WHAT YOU NEED TO DO:
Return each line holding the string "межнациональных".

(Extracted records)
--- start ---

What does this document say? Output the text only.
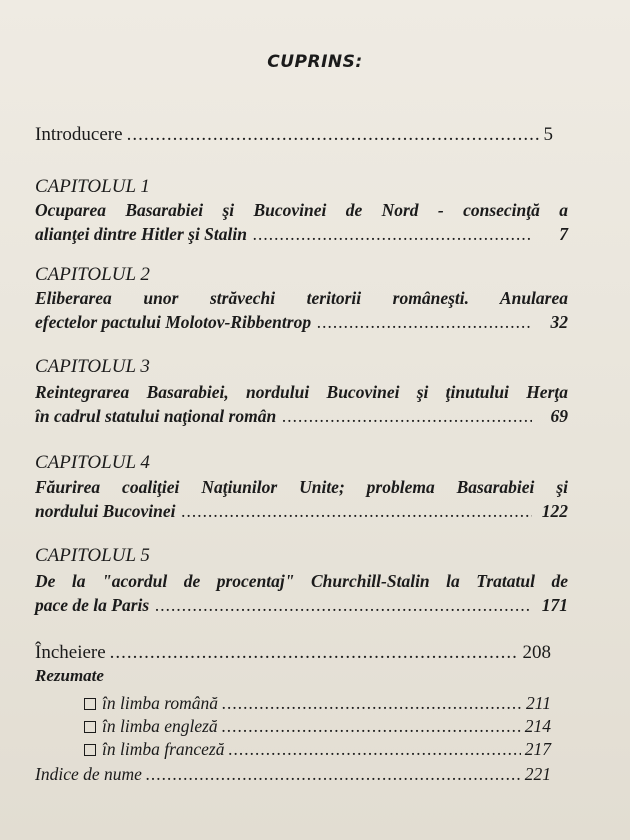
CUPRINS:
Introducere .....	5
CAPITOLUL 1
Ocuparea Basarabiei şi Bucovinei de Nord - consecinţă a
alianţei dintre Hitler şi Stalin .....	7
CAPITOLUL 2
Eliberarea unor străvechi teritorii româneşti. Anularea
efectelor pactului Molotov-Ribbentrop .....	32
CAPITOLUL 3
Reintegrarea Basarabiei, nordului Bucovinei şi ţinutului Herţa
în cadrul statului naţional român .....	69
CAPITOLUL 4
Făurirea coaliţiei Naţiunilor Unite; problema Basarabiei şi
nordului Bucovinei .....	122
CAPITOLUL 5
De la "acordul de procentaj" Churchill-Stalin la Tratatul de
pace de la Paris .....	171
Încheiere .....	208
Rezumate
în limba română .....	211
în limba engleză .....	214
în limba franceză .....	217
Indice de nume .....	221
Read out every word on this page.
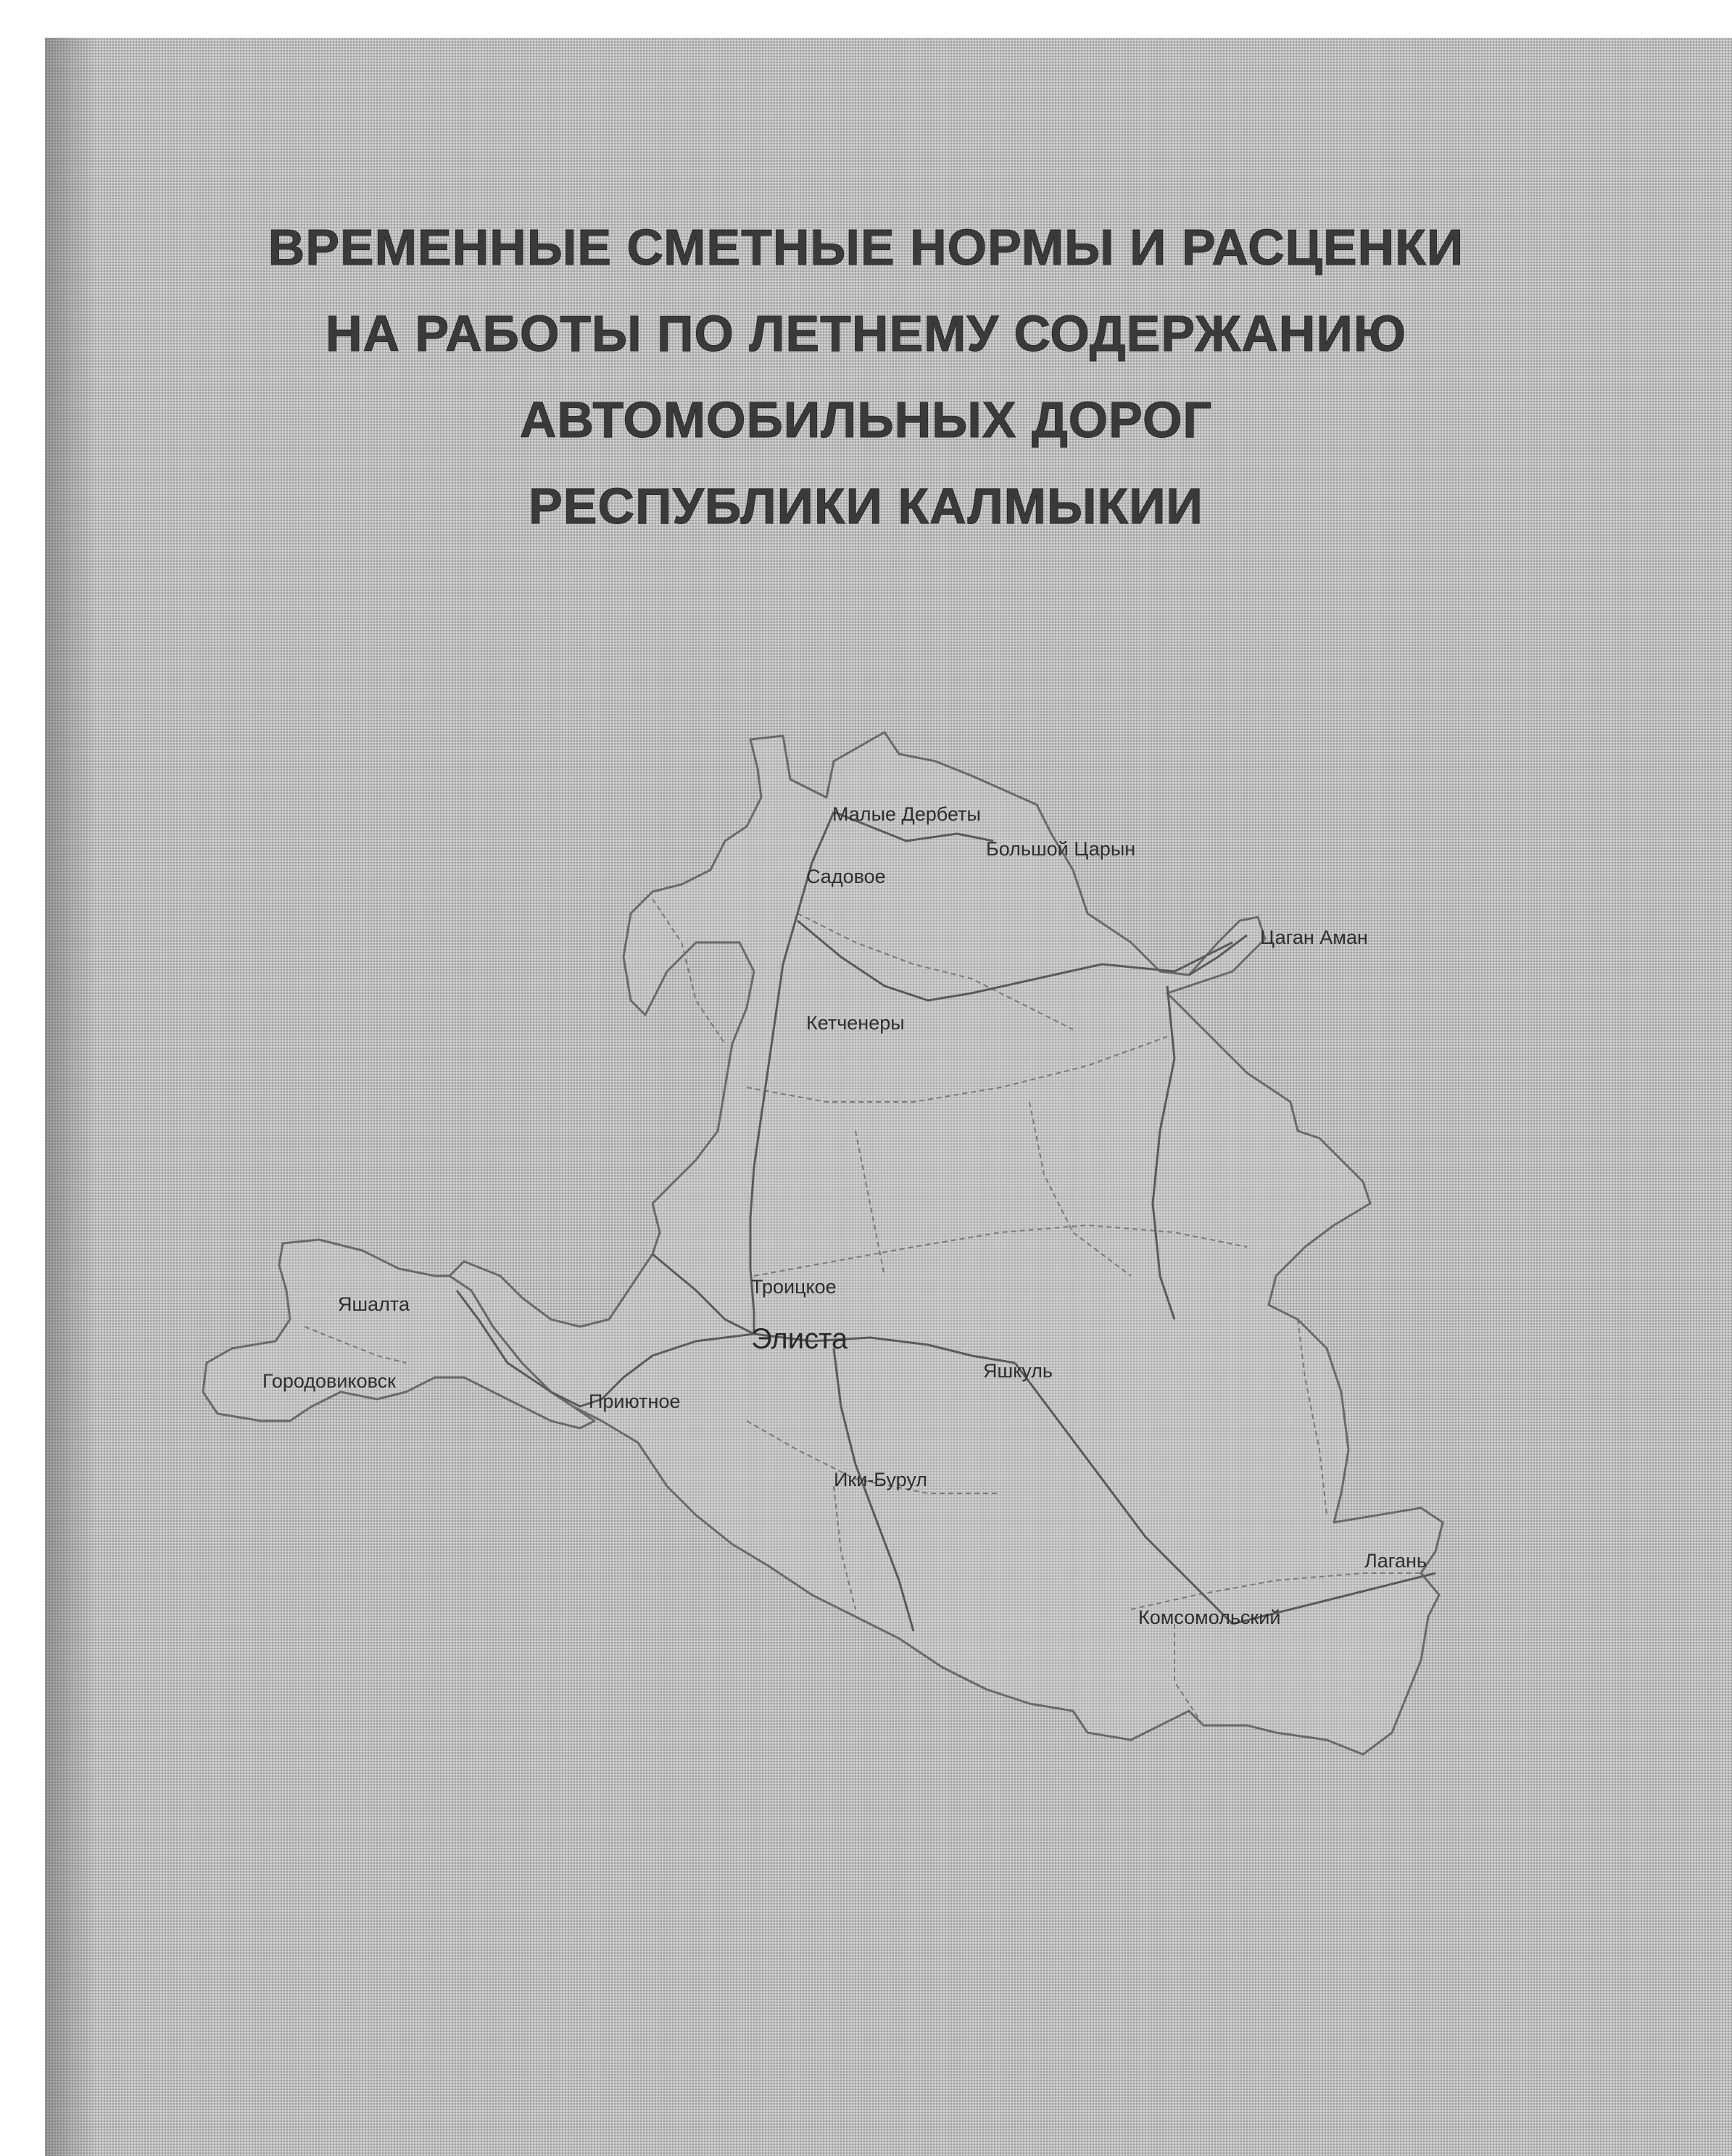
ВРЕМЕННЫЕ СМЕТНЫЕ НОРМЫ И РАСЦЕНКИ
НА РАБОТЫ ПО ЛЕТНЕМУ СОДЕРЖАНИЮ
АВТОМОБИЛЬНЫХ ДОРОГ
РЕСПУБЛИКИ КАЛМЫКИИ
Малые Дербеты
Большой Царын
Садовое
Цаган Аман
Кетченеры
Троицкое
Элиста
Яшалта
Городовиковск
Приютное
Яшкуль
Ики-Бурул
Лагань
Комсомольский
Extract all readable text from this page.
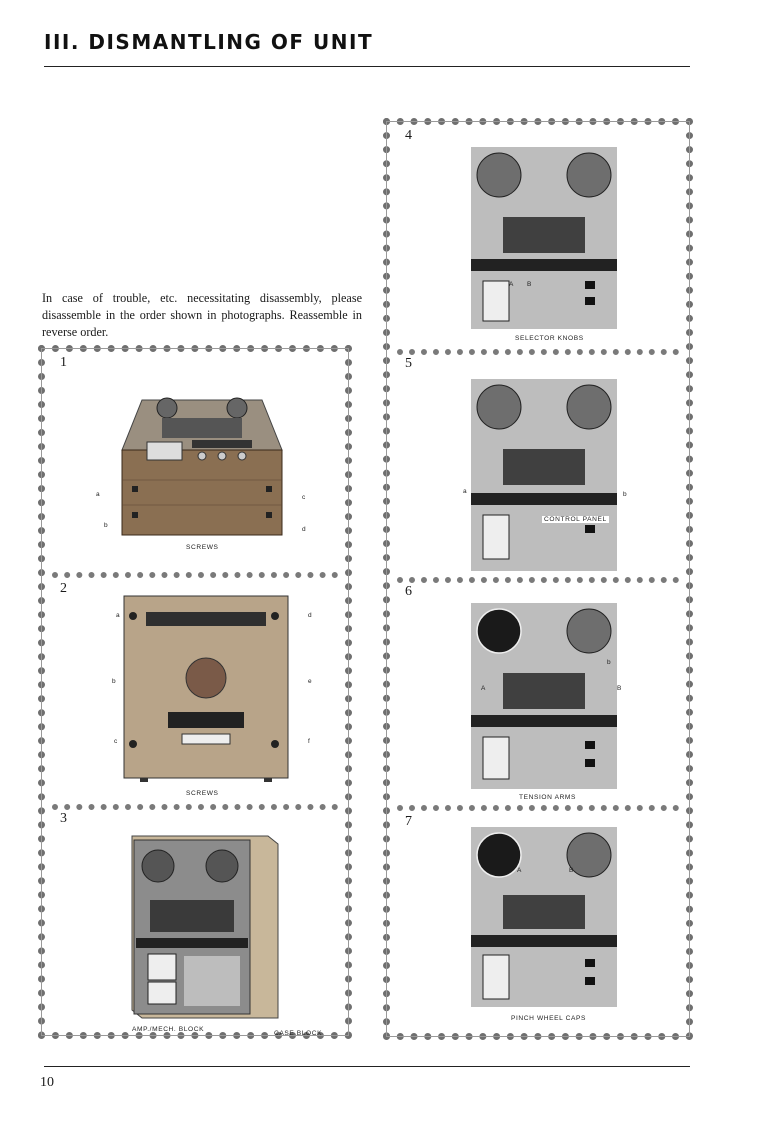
III. DISMANTLING OF UNIT

In case of trouble, etc. necessitating disassembly, please disassemble in the order shown in photographs. Reassemble in reverse order.

1
a
b
c
d
SCREWS
2
a
b
c
d
e
f
SCREWS
3
AMP./MECH. BLOCK
CASE BLOCK
4
A B
SELECTOR KNOBS
5
a	b
CONTROL PANEL
6
A	B
b
TENSION ARMS
7
A	B
PINCH WHEEL CAPS
10
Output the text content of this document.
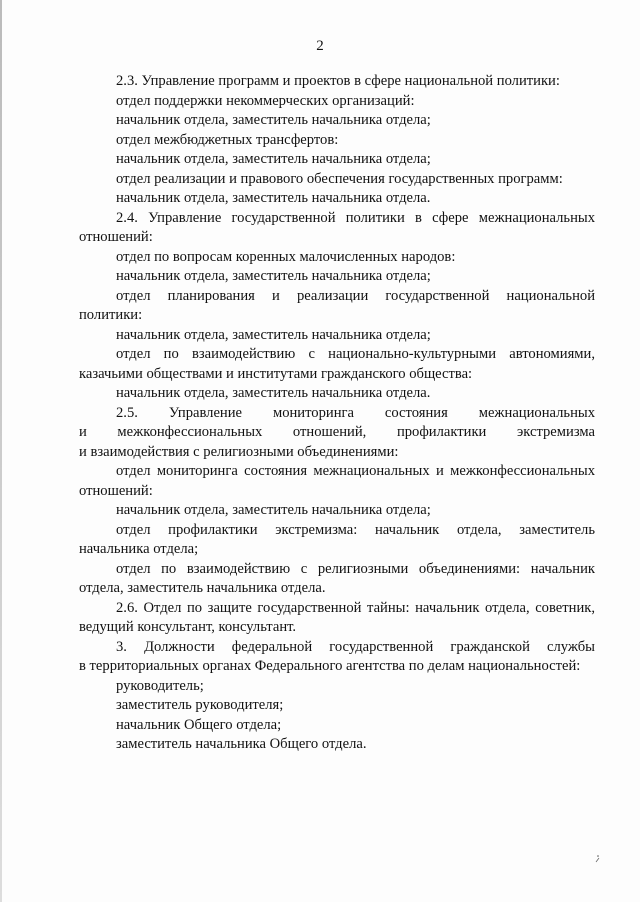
2

2.3. Управление программ и проектов в сфере национальной политики:

отдел поддержки некоммерческих организаций:

начальник отдела, заместитель начальника отдела;

отдел межбюджетных трансфертов:

начальник отдела, заместитель начальника отдела;

отдел реализации и правового обеспечения государственных программ:

начальник отдела, заместитель начальника отдела.

2.4. Управление государственной политики в сфере межнациональных
отношений:

отдел по вопросам коренных малочисленных народов:

начальник отдела, заместитель начальника отдела;

отдел планирования и реализации государственной национальной
политики:

начальник отдела, заместитель начальника отдела;

отдел по взаимодействию с национально-культурными автономиями,
казачьими обществами и институтами гражданского общества:

начальник отдела, заместитель начальника отдела.

2.5. Управление мониторинга состояния межнациональных
и межконфессиональных отношений, профилактики экстремизма
и взаимодействия с религиозными объединениями:

отдел мониторинга состояния межнациональных и межконфессиональных
отношений:

начальник отдела, заместитель начальника отдела;

отдел профилактики экстремизма: начальник отдела, заместитель
начальника отдела;

отдел по взаимодействию с религиозными объединениями: начальник
отдела, заместитель начальника отдела.

2.6. Отдел по защите государственной тайны: начальник отдела, советник,
ведущий консультант, консультант.

3. Должности федеральной государственной гражданской службы
в территориальных органах Федерального агентства по делам национальностей:

руководитель;

заместитель руководителя;

начальник Общего отдела;

заместитель начальника Общего отдела.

--- end ---

EXPECTED OUTPUT:
2.4. Управление государственной политики в сфере межнациональных
2.5. Управление мониторинга состояния межнациональных
отдел мониторинга состояния межнациональных и межконфессиональных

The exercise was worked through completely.